The problem:
Word for word, copy all the data and drop the pictures.
+++ Provided data +++
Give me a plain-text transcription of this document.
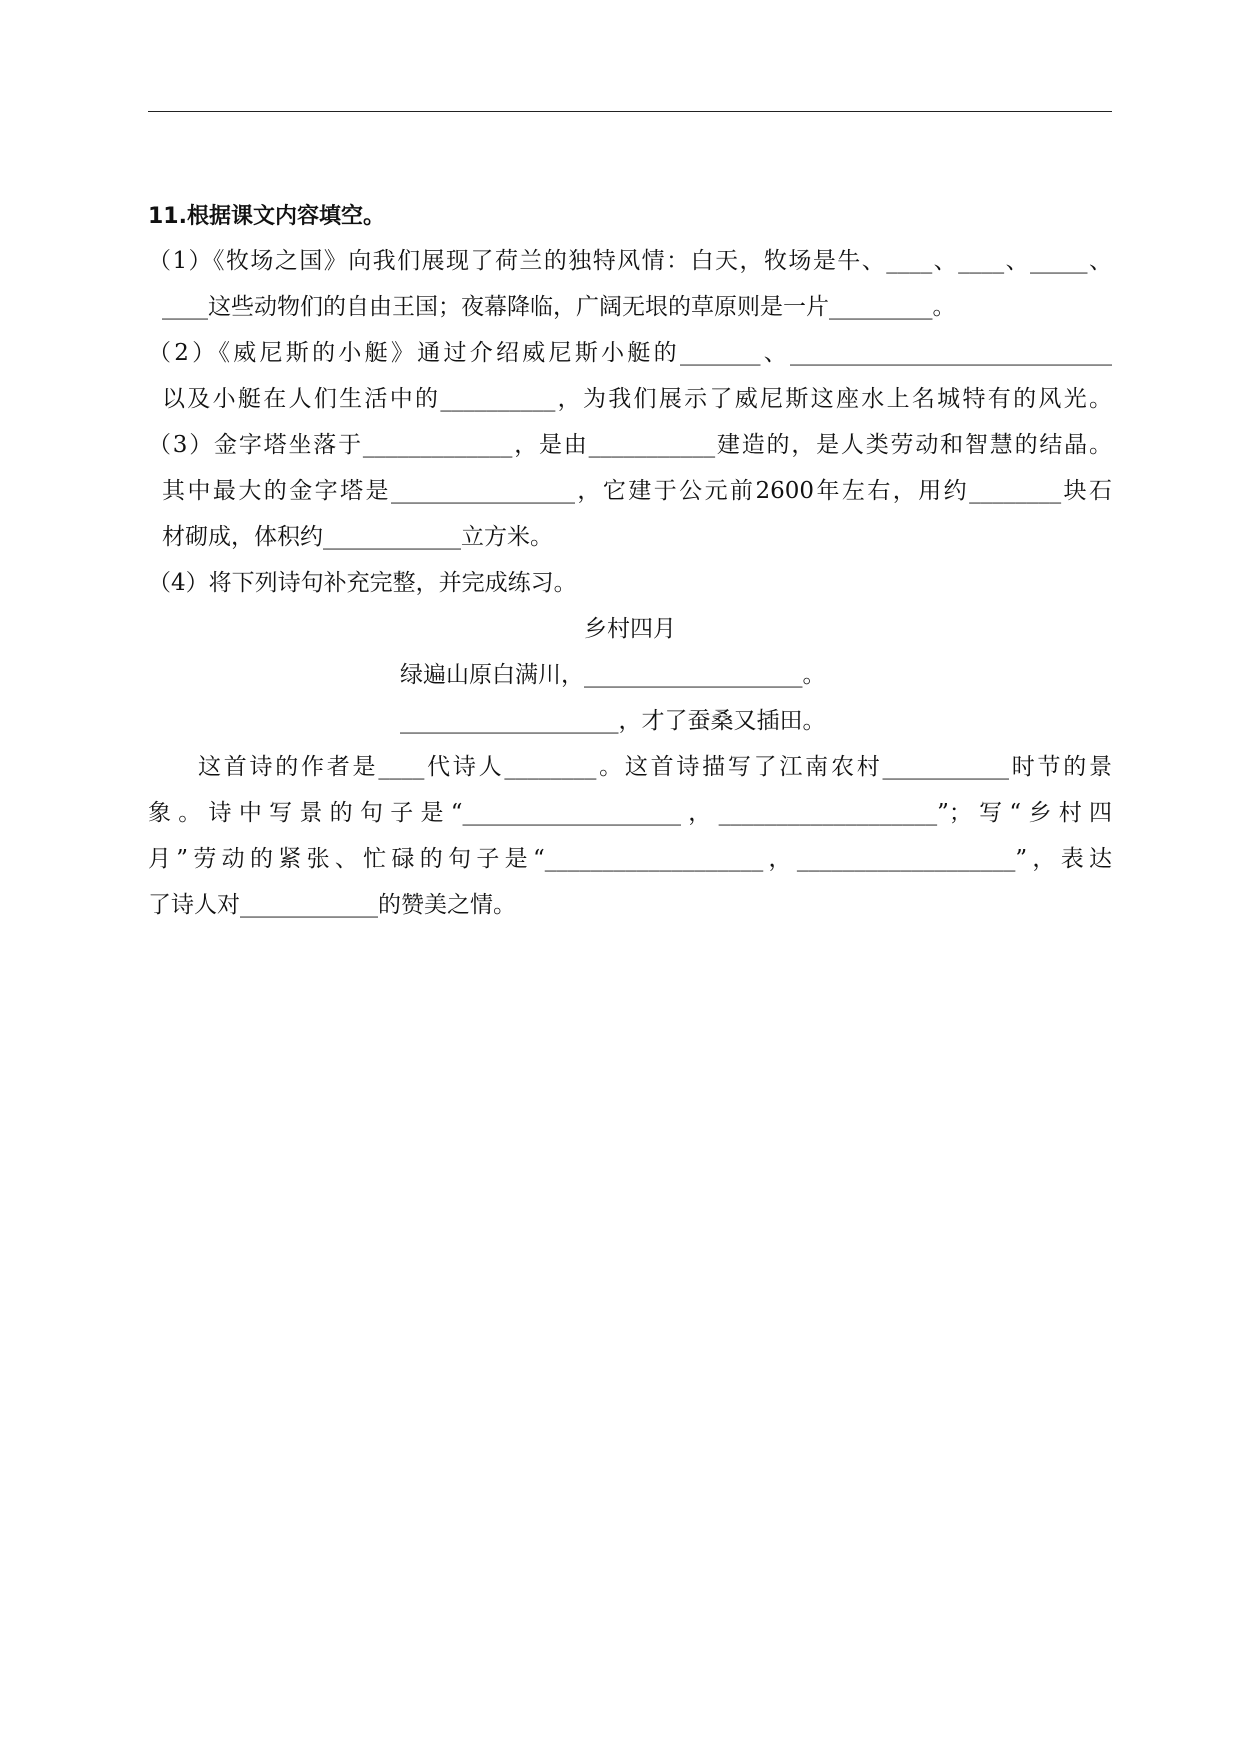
11.根据课文内容填空。
（1）《牧场之国》向我们展现了荷兰的独特风情：白天，牧场是牛、____、____、_____、
____这些动物们的自由王国；夜幕降临，广阔无垠的草原则是一片_________。
（2）《威尼斯的小艇》通过介绍威尼斯小艇的_______、____________________________
以及小艇在人们生活中的__________，为我们展示了威尼斯这座水上名城特有的风光。
（3）金字塔坐落于_____________，是由___________建造的，是人类劳动和智慧的结晶。
其中最大的金字塔是________________，它建于公元前2600年左右，用约________块石
材砌成，体积约____________立方米。
（4）将下列诗句补充完整，并完成练习。
乡村四月
绿遍山原白满川，___________________。
___________________，才了蚕桑又插田。
这首诗的作者是____代诗人________。这首诗描写了江南农村___________时节的景
象。诗中写景的句子是“___________________，___________________”；写“乡村四
月”劳动的紧张、忙碌的句子是“___________________，___________________”，表达
了诗人对____________的赞美之情。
+++
The result:
Give me a plain-text transcription of this document.
11.根据课文内容填空。
（1）《牧场之国》向我们展现了荷兰的独特风情：白天，牧场是牛、____、____、_____、
____这些动物们的自由王国；夜幕降临，广阔无垠的草原则是一片_________。
（2）《威尼斯的小艇》通过介绍威尼斯小艇的_______、____________________________
以及小艇在人们生活中的__________，为我们展示了威尼斯这座水上名城特有的风光。
（3）金字塔坐落于_____________，是由___________建造的，是人类劳动和智慧的结晶。
其中最大的金字塔是________________，它建于公元前2600年左右，用约________块石
材砌成，体积约____________立方米。
（4）将下列诗句补充完整，并完成练习。
乡村四月
绿遍山原白满川，___________________。
___________________，才了蚕桑又插田。
这首诗的作者是____代诗人________。这首诗描写了江南农村___________时节的景
象。诗中写景的句子是“___________________，___________________”；写“乡村四
月”劳动的紧张、忙碌的句子是“___________________，___________________”，表达
了诗人对____________的赞美之情。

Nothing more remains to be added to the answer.